Tally how many lines of these entries hold the string "dayalı". Return the number alone.

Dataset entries
********

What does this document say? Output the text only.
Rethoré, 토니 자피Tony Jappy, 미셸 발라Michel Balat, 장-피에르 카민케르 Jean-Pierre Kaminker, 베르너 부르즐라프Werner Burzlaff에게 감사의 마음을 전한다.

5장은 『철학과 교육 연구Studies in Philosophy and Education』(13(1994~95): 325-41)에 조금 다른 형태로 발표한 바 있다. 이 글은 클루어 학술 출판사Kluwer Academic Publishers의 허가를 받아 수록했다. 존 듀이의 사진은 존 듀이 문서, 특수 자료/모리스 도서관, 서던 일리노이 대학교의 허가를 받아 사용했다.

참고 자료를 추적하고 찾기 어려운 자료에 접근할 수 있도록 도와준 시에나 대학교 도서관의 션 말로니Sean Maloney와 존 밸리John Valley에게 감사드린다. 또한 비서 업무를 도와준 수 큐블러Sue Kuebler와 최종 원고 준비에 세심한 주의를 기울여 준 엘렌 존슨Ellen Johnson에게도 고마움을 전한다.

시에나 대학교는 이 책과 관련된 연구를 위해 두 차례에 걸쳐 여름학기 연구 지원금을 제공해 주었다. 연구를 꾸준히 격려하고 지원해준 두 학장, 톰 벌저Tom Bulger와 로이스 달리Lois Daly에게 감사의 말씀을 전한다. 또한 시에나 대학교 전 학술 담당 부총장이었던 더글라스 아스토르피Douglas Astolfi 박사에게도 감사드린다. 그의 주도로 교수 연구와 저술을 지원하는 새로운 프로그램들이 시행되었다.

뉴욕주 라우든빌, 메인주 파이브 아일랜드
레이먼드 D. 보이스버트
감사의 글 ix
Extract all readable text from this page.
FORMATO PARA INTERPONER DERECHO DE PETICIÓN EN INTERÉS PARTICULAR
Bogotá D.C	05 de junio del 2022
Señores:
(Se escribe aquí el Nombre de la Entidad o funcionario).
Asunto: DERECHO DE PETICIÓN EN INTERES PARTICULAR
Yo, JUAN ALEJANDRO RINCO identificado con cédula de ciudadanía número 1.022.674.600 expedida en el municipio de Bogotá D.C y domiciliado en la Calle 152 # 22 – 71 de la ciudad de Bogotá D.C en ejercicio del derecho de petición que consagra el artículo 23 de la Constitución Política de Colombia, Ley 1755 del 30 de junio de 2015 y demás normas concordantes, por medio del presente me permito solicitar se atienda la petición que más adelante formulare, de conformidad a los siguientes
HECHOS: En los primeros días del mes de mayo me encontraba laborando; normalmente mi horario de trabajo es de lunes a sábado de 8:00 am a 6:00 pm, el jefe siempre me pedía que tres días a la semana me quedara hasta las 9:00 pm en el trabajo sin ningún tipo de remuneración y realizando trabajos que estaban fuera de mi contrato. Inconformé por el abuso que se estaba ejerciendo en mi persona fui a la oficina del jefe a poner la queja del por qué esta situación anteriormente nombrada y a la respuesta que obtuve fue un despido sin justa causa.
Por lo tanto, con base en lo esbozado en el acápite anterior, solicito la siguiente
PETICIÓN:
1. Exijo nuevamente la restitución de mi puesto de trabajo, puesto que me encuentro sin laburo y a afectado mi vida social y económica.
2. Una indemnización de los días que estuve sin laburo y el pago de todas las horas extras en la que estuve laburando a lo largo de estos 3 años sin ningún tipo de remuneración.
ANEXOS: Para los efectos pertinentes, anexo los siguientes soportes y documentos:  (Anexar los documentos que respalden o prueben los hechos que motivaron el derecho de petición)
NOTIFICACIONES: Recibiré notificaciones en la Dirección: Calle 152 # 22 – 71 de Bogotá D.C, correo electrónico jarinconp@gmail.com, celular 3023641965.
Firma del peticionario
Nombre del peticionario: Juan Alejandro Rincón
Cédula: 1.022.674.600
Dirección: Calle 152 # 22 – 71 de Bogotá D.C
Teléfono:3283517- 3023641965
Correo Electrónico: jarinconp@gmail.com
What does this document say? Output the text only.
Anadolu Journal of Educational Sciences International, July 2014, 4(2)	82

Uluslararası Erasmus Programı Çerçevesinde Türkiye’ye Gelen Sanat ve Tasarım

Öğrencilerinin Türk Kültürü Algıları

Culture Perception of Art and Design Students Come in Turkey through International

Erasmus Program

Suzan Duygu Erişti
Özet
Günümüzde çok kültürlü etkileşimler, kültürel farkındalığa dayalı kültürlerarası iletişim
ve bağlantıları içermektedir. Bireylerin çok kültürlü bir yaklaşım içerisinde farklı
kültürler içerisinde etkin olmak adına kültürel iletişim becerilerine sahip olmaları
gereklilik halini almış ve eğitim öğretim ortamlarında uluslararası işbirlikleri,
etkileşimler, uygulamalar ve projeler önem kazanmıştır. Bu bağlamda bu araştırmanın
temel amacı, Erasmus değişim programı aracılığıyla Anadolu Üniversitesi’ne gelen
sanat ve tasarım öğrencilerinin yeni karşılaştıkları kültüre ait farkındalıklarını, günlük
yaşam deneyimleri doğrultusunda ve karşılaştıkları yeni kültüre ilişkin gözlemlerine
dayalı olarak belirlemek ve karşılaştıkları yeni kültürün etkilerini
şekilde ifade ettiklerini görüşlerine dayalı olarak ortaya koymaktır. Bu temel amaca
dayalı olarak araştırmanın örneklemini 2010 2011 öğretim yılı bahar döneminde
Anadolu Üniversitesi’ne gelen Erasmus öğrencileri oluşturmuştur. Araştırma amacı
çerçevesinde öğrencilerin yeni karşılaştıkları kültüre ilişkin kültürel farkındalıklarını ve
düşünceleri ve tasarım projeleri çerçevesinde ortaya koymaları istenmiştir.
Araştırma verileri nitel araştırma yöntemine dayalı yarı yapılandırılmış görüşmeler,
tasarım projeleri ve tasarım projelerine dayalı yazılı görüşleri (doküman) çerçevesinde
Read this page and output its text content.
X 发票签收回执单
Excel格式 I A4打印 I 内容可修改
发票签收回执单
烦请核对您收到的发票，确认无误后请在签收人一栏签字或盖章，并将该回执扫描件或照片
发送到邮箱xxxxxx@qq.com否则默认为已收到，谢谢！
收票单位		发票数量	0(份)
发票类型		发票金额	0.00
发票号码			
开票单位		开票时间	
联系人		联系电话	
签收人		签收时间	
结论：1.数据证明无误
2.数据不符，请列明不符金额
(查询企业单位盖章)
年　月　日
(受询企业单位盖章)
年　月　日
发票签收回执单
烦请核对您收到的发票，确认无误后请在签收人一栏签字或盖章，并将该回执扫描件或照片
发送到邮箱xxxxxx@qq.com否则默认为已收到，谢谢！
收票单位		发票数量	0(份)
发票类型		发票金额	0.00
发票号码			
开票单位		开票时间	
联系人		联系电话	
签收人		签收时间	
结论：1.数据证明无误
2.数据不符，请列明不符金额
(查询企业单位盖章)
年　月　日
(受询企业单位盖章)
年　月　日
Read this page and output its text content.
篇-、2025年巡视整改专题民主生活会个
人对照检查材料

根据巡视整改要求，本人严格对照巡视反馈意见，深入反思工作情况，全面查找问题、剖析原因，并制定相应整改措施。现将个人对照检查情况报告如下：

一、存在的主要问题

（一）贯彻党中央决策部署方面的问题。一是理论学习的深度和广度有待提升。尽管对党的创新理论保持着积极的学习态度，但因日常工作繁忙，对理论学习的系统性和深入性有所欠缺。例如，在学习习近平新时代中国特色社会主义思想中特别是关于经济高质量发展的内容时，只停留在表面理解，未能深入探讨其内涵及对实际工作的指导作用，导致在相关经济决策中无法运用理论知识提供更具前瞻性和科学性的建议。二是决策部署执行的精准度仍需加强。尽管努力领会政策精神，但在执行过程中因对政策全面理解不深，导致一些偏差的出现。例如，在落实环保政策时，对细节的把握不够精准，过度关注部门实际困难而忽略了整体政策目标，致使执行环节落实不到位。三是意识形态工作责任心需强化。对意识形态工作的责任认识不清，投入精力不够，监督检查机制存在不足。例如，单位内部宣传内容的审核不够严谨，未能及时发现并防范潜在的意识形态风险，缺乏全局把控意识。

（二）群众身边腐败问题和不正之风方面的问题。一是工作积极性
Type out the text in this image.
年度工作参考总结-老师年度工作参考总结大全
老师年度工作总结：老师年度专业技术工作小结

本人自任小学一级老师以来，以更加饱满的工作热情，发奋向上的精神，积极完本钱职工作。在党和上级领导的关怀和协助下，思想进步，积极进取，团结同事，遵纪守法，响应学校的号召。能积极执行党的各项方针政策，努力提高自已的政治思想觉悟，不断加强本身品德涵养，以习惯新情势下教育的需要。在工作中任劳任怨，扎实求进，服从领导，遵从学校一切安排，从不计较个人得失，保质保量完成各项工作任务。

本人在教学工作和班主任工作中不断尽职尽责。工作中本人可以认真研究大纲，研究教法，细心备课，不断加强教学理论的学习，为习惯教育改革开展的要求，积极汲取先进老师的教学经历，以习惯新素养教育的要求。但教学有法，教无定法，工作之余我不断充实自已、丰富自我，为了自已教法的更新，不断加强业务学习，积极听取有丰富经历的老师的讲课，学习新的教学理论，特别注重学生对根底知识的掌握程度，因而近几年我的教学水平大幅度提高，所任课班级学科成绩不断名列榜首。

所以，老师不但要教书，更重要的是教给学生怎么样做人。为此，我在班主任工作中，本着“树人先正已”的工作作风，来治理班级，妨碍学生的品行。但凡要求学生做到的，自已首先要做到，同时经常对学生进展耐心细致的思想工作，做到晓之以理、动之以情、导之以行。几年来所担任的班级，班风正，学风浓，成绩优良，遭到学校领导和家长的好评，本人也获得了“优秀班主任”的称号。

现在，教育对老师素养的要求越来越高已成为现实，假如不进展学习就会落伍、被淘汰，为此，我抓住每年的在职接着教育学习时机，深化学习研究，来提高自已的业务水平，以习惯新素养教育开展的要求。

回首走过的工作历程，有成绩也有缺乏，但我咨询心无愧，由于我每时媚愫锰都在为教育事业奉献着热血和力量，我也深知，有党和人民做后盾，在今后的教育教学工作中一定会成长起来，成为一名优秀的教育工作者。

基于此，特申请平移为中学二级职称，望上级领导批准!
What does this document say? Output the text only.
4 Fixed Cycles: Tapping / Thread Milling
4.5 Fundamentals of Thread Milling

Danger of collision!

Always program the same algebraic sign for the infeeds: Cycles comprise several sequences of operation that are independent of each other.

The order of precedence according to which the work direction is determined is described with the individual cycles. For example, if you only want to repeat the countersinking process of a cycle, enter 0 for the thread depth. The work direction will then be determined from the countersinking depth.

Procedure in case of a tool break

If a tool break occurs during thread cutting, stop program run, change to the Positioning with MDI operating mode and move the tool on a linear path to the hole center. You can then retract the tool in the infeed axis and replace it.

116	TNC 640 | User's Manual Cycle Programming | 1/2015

********

Result of this exercise:
6